» REQUIRED WORK:
Repeat the whole of the data, keeping every detail the same.

[Saved entries]
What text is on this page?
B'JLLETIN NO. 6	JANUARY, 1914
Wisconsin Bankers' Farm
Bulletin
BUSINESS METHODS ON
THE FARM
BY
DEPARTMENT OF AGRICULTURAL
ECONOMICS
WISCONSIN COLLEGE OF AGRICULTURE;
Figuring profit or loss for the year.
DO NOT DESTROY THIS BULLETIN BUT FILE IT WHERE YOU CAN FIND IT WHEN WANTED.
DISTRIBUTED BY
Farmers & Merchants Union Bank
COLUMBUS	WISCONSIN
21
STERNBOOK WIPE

» THE SOLUTION:
What text is on this page?
B'JLLETIN NO. 6	JANUARY, 1914
Wisconsin Bankers' Farm
Bulletin
BUSINESS METHODS ON
THE FARM
BY
DEPARTMENT OF AGRICULTURAL
ECONOMICS
WISCONSIN COLLEGE OF AGRICULTURE;
Figuring profit or loss for the year.
DO NOT DESTROY THIS BULLETIN BUT FILE IT WHERE YOU CAN FIND IT WHEN WANTED.
DISTRIBUTED BY
Farmers & Merchants Union Bank
COLUMBUS	WISCONSIN
21
STERNBOOK WIPE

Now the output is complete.